— BEGIN MATERIAL SHOWN —

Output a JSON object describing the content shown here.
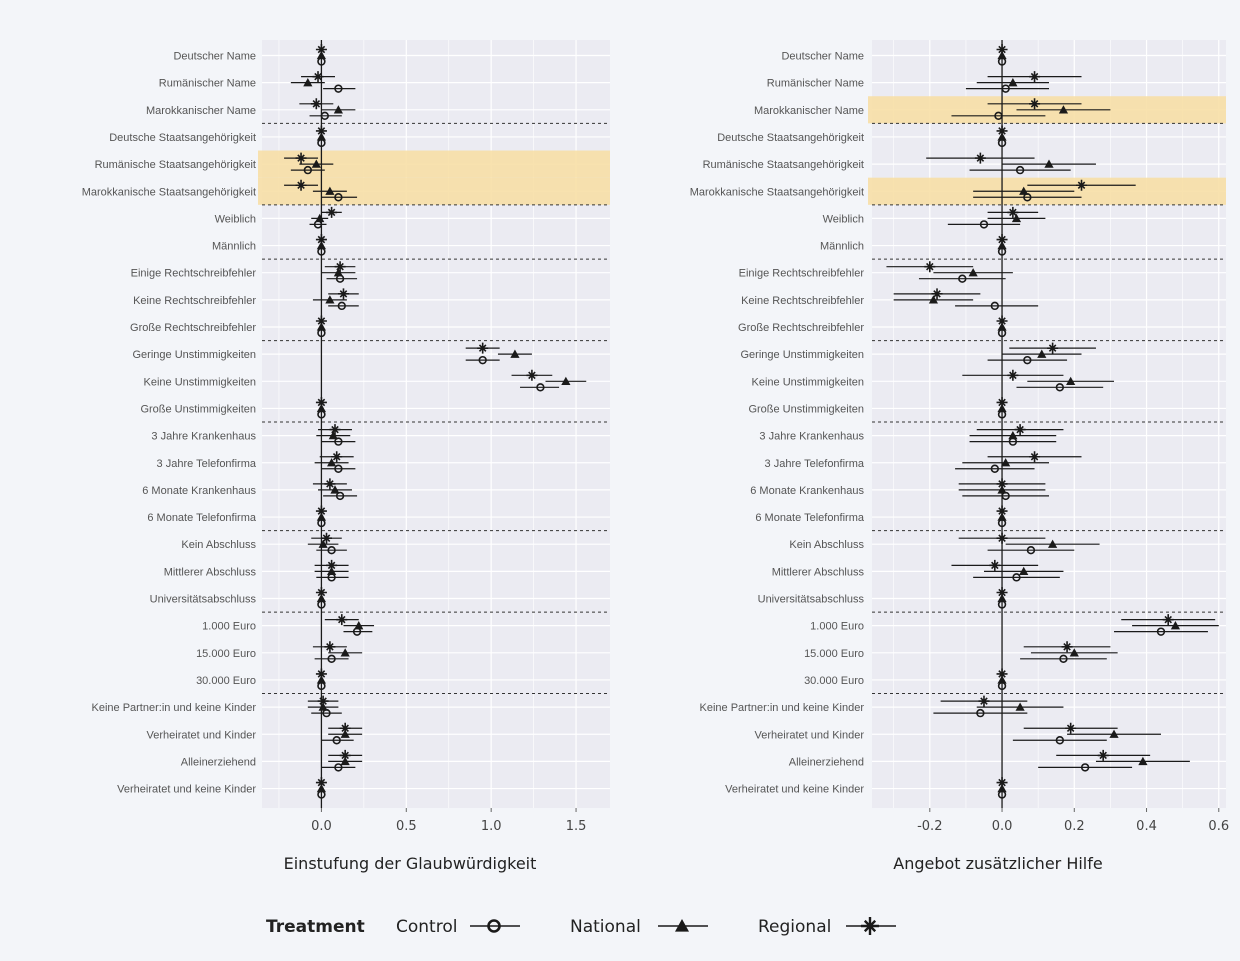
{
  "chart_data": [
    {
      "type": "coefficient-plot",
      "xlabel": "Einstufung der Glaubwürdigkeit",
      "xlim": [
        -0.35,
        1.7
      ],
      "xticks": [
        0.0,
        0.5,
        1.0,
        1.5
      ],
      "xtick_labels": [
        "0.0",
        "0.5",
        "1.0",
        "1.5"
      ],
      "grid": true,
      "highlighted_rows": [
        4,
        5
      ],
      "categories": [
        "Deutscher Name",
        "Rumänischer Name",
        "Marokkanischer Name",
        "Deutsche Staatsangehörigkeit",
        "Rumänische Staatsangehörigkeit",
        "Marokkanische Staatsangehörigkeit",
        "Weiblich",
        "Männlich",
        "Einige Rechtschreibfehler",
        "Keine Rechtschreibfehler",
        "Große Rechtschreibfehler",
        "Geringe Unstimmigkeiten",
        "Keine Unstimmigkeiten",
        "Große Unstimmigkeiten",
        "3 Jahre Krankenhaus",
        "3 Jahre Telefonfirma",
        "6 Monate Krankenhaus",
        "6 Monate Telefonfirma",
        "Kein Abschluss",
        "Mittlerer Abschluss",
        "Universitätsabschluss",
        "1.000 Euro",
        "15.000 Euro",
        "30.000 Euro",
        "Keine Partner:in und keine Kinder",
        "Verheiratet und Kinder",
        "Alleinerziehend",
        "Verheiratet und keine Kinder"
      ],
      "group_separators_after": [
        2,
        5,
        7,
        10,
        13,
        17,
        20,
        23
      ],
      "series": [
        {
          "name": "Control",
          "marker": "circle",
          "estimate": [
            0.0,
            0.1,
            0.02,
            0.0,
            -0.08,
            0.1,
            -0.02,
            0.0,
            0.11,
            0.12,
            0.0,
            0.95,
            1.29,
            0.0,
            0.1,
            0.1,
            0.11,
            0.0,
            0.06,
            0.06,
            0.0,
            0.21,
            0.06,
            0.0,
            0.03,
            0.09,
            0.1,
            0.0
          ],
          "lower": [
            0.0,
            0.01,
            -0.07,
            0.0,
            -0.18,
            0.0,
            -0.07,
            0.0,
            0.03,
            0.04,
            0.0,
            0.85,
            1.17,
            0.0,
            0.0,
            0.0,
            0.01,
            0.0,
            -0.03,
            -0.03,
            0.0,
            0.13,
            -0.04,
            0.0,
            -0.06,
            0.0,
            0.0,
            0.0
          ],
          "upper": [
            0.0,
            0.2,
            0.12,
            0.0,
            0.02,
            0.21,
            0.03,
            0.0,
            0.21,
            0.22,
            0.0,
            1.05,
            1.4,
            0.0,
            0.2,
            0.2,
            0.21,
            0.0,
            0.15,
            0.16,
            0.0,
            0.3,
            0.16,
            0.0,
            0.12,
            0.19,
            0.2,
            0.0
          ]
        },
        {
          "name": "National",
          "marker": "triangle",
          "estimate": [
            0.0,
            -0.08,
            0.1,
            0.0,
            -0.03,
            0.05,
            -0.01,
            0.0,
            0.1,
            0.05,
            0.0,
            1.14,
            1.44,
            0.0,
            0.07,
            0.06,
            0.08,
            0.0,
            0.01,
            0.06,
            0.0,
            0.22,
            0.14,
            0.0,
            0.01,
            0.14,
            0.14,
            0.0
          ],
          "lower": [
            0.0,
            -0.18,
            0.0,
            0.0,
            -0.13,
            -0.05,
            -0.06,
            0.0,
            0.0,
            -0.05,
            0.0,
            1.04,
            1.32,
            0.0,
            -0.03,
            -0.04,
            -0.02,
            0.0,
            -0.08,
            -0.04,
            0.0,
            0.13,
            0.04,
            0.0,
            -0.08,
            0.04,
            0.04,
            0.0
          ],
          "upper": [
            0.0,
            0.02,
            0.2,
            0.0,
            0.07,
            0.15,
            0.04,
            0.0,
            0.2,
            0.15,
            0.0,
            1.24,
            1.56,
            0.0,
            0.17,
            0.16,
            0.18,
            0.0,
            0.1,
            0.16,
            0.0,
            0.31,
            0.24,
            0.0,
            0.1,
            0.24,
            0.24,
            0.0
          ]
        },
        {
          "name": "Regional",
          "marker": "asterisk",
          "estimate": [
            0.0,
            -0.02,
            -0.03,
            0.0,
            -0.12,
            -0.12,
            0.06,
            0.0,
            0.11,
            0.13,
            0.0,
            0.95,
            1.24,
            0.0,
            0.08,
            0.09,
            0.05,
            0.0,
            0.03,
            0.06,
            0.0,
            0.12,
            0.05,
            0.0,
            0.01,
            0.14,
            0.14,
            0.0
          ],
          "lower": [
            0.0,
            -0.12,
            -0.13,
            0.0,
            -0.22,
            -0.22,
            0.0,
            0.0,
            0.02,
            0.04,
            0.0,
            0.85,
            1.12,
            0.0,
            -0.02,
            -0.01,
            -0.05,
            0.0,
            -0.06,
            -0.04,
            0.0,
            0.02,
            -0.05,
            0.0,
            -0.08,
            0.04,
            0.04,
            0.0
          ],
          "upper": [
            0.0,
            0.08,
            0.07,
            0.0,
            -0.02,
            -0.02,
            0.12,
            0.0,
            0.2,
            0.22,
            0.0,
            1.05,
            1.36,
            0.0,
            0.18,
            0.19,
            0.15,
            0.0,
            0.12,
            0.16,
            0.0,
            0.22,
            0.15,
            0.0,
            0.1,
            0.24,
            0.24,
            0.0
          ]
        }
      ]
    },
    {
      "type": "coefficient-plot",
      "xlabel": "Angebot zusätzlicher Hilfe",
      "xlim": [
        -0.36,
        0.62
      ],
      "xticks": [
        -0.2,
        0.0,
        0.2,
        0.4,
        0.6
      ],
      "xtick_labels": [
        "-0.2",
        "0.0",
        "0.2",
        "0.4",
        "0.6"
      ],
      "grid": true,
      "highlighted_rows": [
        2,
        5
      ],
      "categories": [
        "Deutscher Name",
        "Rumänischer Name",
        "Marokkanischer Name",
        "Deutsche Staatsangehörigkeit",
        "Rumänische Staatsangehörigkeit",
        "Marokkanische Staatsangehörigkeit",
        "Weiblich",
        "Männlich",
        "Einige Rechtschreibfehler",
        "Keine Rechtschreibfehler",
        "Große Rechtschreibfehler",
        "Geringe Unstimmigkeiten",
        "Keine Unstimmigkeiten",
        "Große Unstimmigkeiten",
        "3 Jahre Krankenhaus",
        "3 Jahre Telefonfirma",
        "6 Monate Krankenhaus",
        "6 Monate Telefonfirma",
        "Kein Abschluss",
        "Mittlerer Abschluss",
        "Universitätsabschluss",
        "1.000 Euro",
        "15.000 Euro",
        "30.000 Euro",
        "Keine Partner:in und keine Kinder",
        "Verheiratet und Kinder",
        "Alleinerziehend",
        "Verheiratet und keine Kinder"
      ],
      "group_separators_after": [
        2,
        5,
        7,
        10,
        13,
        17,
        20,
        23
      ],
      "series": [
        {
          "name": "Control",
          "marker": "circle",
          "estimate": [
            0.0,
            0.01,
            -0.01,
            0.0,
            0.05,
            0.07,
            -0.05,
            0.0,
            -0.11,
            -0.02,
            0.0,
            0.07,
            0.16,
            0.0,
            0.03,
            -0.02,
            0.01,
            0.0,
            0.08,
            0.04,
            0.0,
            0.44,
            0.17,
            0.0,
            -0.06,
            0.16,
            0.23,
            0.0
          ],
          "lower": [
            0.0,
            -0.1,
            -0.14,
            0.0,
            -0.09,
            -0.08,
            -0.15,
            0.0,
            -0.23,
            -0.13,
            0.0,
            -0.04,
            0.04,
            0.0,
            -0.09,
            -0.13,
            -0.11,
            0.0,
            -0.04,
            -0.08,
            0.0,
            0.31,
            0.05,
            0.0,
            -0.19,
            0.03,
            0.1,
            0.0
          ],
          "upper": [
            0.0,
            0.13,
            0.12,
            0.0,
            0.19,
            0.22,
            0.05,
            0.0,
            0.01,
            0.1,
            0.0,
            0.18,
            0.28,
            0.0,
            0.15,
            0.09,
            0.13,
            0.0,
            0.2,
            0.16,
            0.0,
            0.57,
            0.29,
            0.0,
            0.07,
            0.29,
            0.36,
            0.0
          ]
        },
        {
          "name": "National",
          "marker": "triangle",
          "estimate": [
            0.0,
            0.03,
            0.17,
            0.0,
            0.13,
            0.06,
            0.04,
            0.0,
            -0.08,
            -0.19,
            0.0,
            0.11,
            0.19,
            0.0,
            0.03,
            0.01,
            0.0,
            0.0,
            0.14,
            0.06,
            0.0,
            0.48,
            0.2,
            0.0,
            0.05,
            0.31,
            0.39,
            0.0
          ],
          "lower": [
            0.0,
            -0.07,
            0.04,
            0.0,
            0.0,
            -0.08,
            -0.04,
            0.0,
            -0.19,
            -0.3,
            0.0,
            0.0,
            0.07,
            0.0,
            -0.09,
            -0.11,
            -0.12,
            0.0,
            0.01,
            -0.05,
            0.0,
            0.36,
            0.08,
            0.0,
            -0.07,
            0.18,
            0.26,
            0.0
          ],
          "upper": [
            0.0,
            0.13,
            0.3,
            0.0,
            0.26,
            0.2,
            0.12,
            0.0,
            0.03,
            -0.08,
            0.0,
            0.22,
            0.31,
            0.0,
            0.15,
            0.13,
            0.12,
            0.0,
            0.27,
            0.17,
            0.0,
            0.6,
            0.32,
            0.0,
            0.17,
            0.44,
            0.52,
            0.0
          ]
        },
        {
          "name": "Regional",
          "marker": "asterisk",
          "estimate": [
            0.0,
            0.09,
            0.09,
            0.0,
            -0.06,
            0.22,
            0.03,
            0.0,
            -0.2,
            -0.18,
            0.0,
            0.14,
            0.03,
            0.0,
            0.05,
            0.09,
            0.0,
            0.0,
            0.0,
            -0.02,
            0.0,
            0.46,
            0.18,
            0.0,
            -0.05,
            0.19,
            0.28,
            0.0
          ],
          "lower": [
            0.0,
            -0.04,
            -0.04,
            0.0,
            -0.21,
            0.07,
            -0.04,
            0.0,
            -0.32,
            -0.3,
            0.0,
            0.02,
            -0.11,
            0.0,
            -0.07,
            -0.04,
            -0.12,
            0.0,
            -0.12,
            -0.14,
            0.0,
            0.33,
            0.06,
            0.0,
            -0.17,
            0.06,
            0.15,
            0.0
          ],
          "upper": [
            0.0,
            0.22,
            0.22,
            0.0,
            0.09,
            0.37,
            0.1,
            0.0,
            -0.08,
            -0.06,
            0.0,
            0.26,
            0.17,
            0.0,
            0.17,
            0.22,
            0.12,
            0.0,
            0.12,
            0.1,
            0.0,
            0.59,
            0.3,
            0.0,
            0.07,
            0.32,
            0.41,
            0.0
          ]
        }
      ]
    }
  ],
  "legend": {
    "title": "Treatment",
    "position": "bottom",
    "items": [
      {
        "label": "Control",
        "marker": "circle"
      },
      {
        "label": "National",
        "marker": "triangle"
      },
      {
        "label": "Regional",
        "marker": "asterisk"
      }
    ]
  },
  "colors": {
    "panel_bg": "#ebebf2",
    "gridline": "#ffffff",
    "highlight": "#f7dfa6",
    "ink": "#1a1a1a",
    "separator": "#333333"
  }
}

— END MATERIAL SHOWN —
— BEGIN MATERIAL SHOWN —

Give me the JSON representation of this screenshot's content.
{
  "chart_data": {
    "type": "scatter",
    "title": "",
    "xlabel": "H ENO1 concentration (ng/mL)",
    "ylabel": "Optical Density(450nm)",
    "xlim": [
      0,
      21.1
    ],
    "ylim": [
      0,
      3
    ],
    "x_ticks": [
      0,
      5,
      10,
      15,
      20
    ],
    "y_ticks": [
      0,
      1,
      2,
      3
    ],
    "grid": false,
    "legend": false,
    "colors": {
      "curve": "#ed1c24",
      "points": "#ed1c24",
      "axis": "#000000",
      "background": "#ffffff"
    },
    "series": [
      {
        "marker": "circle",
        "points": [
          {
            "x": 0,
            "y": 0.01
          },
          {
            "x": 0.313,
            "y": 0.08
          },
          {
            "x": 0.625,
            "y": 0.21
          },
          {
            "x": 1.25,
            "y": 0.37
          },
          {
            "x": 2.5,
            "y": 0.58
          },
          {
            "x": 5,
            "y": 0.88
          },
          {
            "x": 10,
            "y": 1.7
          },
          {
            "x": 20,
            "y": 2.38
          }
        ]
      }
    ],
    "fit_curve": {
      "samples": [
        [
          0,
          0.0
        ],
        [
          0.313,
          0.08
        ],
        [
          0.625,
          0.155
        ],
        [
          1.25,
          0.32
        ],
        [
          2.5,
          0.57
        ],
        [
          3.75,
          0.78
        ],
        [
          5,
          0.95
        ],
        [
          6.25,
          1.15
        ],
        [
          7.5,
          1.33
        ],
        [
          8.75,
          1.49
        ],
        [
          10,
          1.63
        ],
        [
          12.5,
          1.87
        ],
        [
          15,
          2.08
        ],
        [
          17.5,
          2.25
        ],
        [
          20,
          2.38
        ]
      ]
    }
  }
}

— END MATERIAL SHOWN —

-- AIM --
Your task is to collect every line above that contains the word "marker".

-- FINISHED EXERCISE --
          "marker": "circle",
          "marker": "triangle",
          "marker": "asterisk",
          "marker": "circle",
          "marker": "triangle",
          "marker": "asterisk",
        "marker": "circle"
        "marker": "triangle"
        "marker": "asterisk"
        "marker": "circle",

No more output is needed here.